◆ Written exercise ◆
Leave out the pictures, then reproduce the rest of the material exactly.

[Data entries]
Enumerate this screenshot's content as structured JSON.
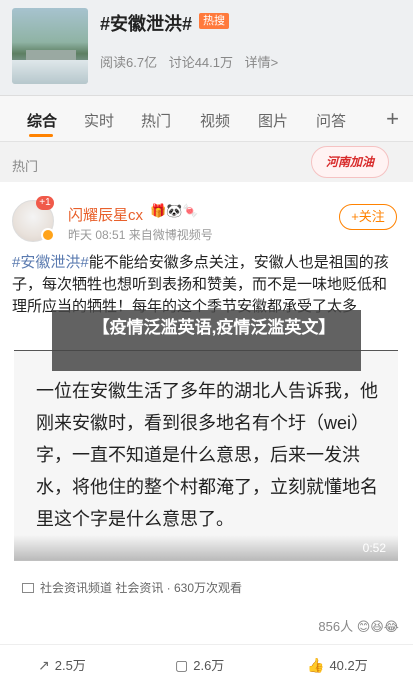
{
  "topic": {
    "title": "#安徽泄洪#",
    "hot_badge": "热搜",
    "reads": "阅读6.7亿",
    "discussions": "讨论44.1万",
    "details": "详情>"
  },
  "tabs": [
    "综合",
    "实时",
    "热门",
    "视频",
    "图片",
    "问答"
  ],
  "tab_plus": "+",
  "section": {
    "label": "热门",
    "logo_text": "河南加油"
  },
  "post": {
    "avatar_badge": "+1",
    "username": "闪耀辰星cx",
    "username_emojis": "🎁🐼🍬",
    "meta": "昨天 08:51  来自微博视频号",
    "follow": "+关注",
    "hashtag": "#安徽泄洪#",
    "text": "能不能给安徽多点关注，安徽人也是祖国的孩子，每次牺牲也想听到表扬和赞美，而不是一味地贬低和理所应当的牺牲！每年的这个季节安徽都承受了太多",
    "overlay": "【疫情泛滥英语,疫情泛滥英文】",
    "video_text": "一位在安徽生活了多年的湖北人告诉我，他刚来安徽时，看到很多地名有个圩（wei）字，一直不知道是什么意思，后来一发洪水，将他住的整个村都淹了，立刻就懂地名里这个字是什么意思了。",
    "duration": "0:52",
    "source": "社会资讯频道 社会资讯 · 630万次观看",
    "likes": "856人",
    "likes_emojis": "😊😆😂"
  },
  "actions": {
    "share": "2.5万",
    "comment": "2.6万",
    "like": "40.2万"
  },
  "colors": {
    "accent": "#ff8200",
    "hashtag": "#5b7bb0",
    "username": "#e8602c"
  }
}
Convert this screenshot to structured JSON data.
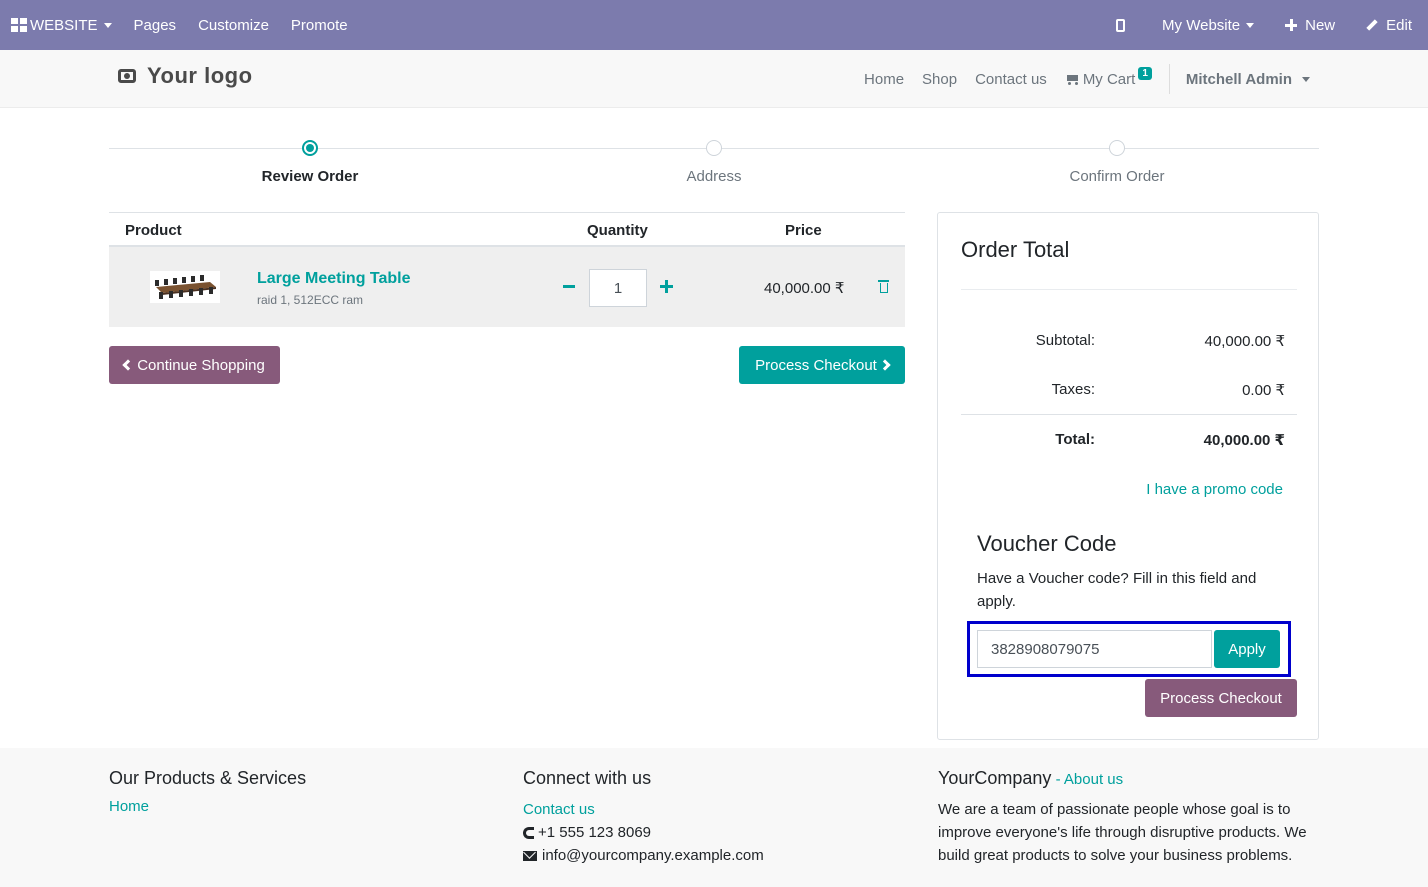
{
  "adminbar": {
    "brand": "WEBSITE",
    "menu": [
      "Pages",
      "Customize",
      "Promote"
    ],
    "site": "My Website",
    "new": "New",
    "edit": "Edit"
  },
  "header": {
    "logo": "Your logo",
    "nav": [
      "Home",
      "Shop",
      "Contact us"
    ],
    "cart_label": "My Cart",
    "cart_count": "1",
    "user": "Mitchell Admin"
  },
  "wizard": {
    "steps": [
      "Review Order",
      "Address",
      "Confirm Order"
    ],
    "active": 0
  },
  "cart": {
    "headers": {
      "product": "Product",
      "quantity": "Quantity",
      "price": "Price"
    },
    "items": [
      {
        "name": "Large Meeting Table",
        "description": "raid 1, 512ECC ram",
        "quantity": "1",
        "price": "40,000.00 ₹"
      }
    ],
    "continue_label": "Continue Shopping",
    "checkout_label": "Process Checkout"
  },
  "totals": {
    "title": "Order Total",
    "subtotal_label": "Subtotal:",
    "subtotal": "40,000.00 ₹",
    "taxes_label": "Taxes:",
    "taxes": "0.00 ₹",
    "total_label": "Total:",
    "total": "40,000.00 ₹",
    "promo_link": "I have a promo code"
  },
  "voucher": {
    "title": "Voucher Code",
    "description": "Have a Voucher code? Fill in this field and apply.",
    "value": "3828908079075",
    "apply_label": "Apply",
    "checkout_label": "Process Checkout"
  },
  "footer": {
    "col1_title": "Our Products & Services",
    "col1_link": "Home",
    "col2_title": "Connect with us",
    "col2_link": "Contact us",
    "phone": "+1 555 123 8069",
    "email": "info@yourcompany.example.com",
    "col3_title": "YourCompany",
    "col3_sep": " - ",
    "col3_link": "About us",
    "col3_text": "We are a team of passionate people whose goal is to improve everyone's life through disruptive products. We build great products to solve your business problems."
  },
  "colors": {
    "adminbar": "#7c7bad",
    "accent": "#00a09d",
    "secondary": "#875a7b",
    "highlight": "#0000cc"
  }
}
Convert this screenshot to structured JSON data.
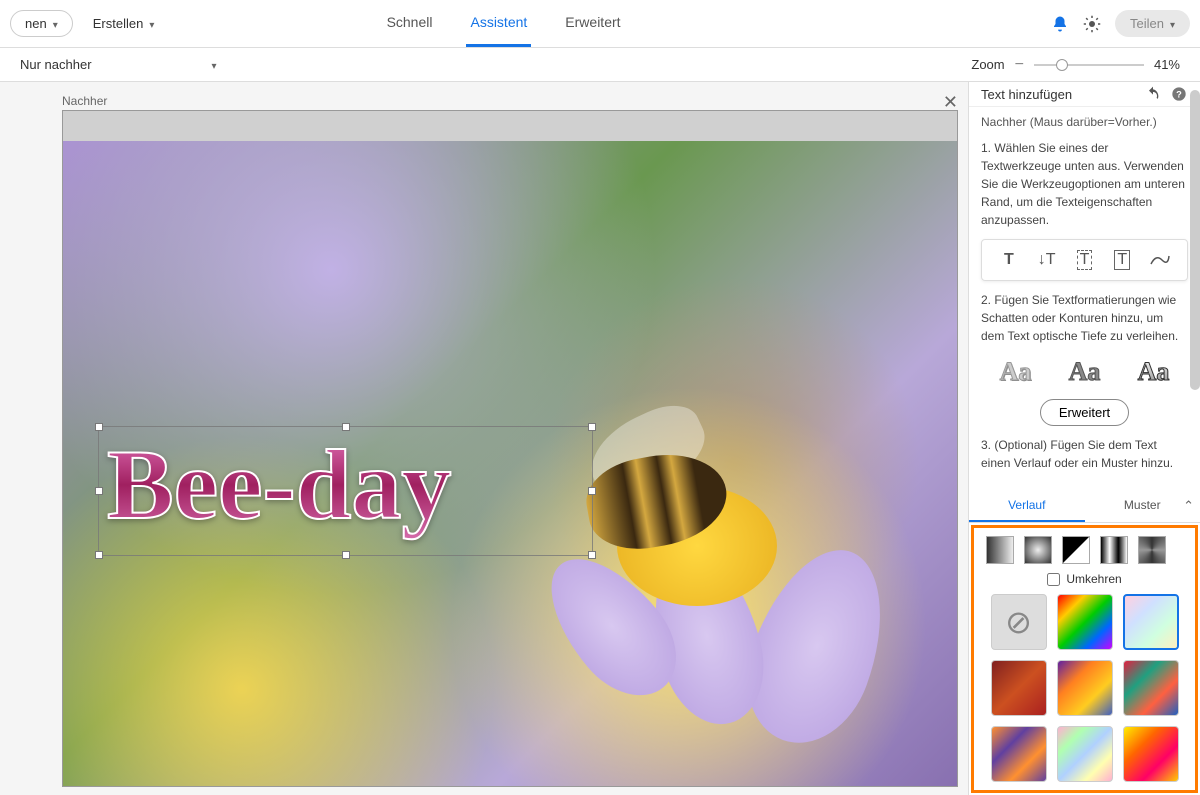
{
  "topbar": {
    "open_partial": "nen",
    "create": "Erstellen",
    "tabs": {
      "quick": "Schnell",
      "assist": "Assistent",
      "extended": "Erweitert"
    },
    "share": "Teilen"
  },
  "subbar": {
    "view_mode": "Nur nachher",
    "zoom_label": "Zoom",
    "zoom_value": "41%"
  },
  "canvas": {
    "header_label": "Nachher",
    "overlay_text": "Bee-day"
  },
  "panel": {
    "title": "Text hinzufügen",
    "hint": "Nachher (Maus darüber=Vorher.)",
    "step1": "1. Wählen Sie eines der Textwerkzeuge unten aus. Verwenden Sie die Werkzeugoptionen am unteren Rand, um die Texteigenschaften anzupassen.",
    "step2": "2. Fügen Sie Textformatierungen wie Schatten oder Konturen hinzu, um dem Text optische Tiefe zu verleihen.",
    "extended_btn": "Erweitert",
    "step3": "3. (Optional) Fügen Sie dem Text einen Verlauf oder ein Muster hinzu.",
    "subtabs": {
      "gradient": "Verlauf",
      "pattern": "Muster"
    },
    "reverse": "Umkehren",
    "aa_sample": "Aa"
  }
}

◆ Written solution ◆
Enumerate this screenshot's content as structured JSON.
{
  "topic": {
    "title": "#安徽泄洪#",
    "hot_badge": "热搜",
    "reads": "阅读6.7亿",
    "discussions": "讨论44.1万",
    "details": "详情>"
  },
  "tabs": [
    "综合",
    "实时",
    "热门",
    "视频",
    "图片",
    "问答"
  ],
  "tab_plus": "+",
  "section": {
    "label": "热门",
    "logo_text": "河南加油"
  },
  "post": {
    "avatar_badge": "+1",
    "username": "闪耀辰星cx",
    "username_emojis": "🎁🐼🍬",
    "meta": "昨天 08:51  来自微博视频号",
    "follow": "+关注",
    "hashtag": "#安徽泄洪#",
    "text": "能不能给安徽多点关注，安徽人也是祖国的孩子，每次牺牲也想听到表扬和赞美，而不是一味地贬低和理所应当的牺牲！每年的这个季节安徽都承受了太多",
    "overlay": "【疫情泛滥英语,疫情泛滥英文】",
    "video_text": "一位在安徽生活了多年的湖北人告诉我，他刚来安徽时，看到很多地名有个圩（wei）字，一直不知道是什么意思，后来一发洪水，将他住的整个村都淹了，立刻就懂地名里这个字是什么意思了。",
    "duration": "0:52",
    "source": "社会资讯频道 社会资讯 · 630万次观看",
    "likes": "856人",
    "likes_emojis": "😊😆😂"
  },
  "actions": {
    "share": "2.5万",
    "comment": "2.6万",
    "like": "40.2万"
  },
  "colors": {
    "accent": "#ff8200",
    "hashtag": "#5b7bb0",
    "username": "#e8602c"
  }
}
Convert this screenshot to structured JSON data.
{
  "adminbar": {
    "brand": "WEBSITE",
    "menu": [
      "Pages",
      "Customize",
      "Promote"
    ],
    "site": "My Website",
    "new": "New",
    "edit": "Edit"
  },
  "header": {
    "logo": "Your logo",
    "nav": [
      "Home",
      "Shop",
      "Contact us"
    ],
    "cart_label": "My Cart",
    "cart_count": "1",
    "user": "Mitchell Admin"
  },
  "wizard": {
    "steps": [
      "Review Order",
      "Address",
      "Confirm Order"
    ],
    "active": 0
  },
  "cart": {
    "headers": {
      "product": "Product",
      "quantity": "Quantity",
      "price": "Price"
    },
    "items": [
      {
        "name": "Large Meeting Table",
        "description": "raid 1, 512ECC ram",
        "quantity": "1",
        "price": "40,000.00 ₹"
      }
    ],
    "continue_label": "Continue Shopping",
    "checkout_label": "Process Checkout"
  },
  "totals": {
    "title": "Order Total",
    "subtotal_label": "Subtotal:",
    "subtotal": "40,000.00 ₹",
    "taxes_label": "Taxes:",
    "taxes": "0.00 ₹",
    "total_label": "Total:",
    "total": "40,000.00 ₹",
    "promo_link": "I have a promo code"
  },
  "voucher": {
    "title": "Voucher Code",
    "description": "Have a Voucher code? Fill in this field and apply.",
    "value": "3828908079075",
    "apply_label": "Apply",
    "checkout_label": "Process Checkout"
  },
  "footer": {
    "col1_title": "Our Products & Services",
    "col1_link": "Home",
    "col2_title": "Connect with us",
    "col2_link": "Contact us",
    "phone": "+1 555 123 8069",
    "email": "info@yourcompany.example.com",
    "col3_title": "YourCompany",
    "col3_sep": " - ",
    "col3_link": "About us",
    "col3_text": "We are a team of passionate people whose goal is to improve everyone's life through disruptive products. We build great products to solve your business problems."
  },
  "colors": {
    "adminbar": "#7c7bad",
    "accent": "#00a09d",
    "secondary": "#875a7b",
    "highlight": "#0000cc"
  }
}
Convert this screenshot to structured JSON data.
{
  "topbar": {
    "open_partial": "nen",
    "create": "Erstellen",
    "tabs": {
      "quick": "Schnell",
      "assist": "Assistent",
      "extended": "Erweitert"
    },
    "share": "Teilen"
  },
  "subbar": {
    "view_mode": "Nur nachher",
    "zoom_label": "Zoom",
    "zoom_value": "41%"
  },
  "canvas": {
    "header_label": "Nachher",
    "overlay_text": "Bee-day"
  },
  "panel": {
    "title": "Text hinzufügen",
    "hint": "Nachher (Maus darüber=Vorher.)",
    "step1": "1. Wählen Sie eines der Textwerkzeuge unten aus. Verwenden Sie die Werkzeugoptionen am unteren Rand, um die Texteigenschaften anzupassen.",
    "step2": "2. Fügen Sie Textformatierungen wie Schatten oder Konturen hinzu, um dem Text optische Tiefe zu verleihen.",
    "extended_btn": "Erweitert",
    "step3": "3. (Optional) Fügen Sie dem Text einen Verlauf oder ein Muster hinzu.",
    "subtabs": {
      "gradient": "Verlauf",
      "pattern": "Muster"
    },
    "reverse": "Umkehren",
    "aa_sample": "Aa"
  }
}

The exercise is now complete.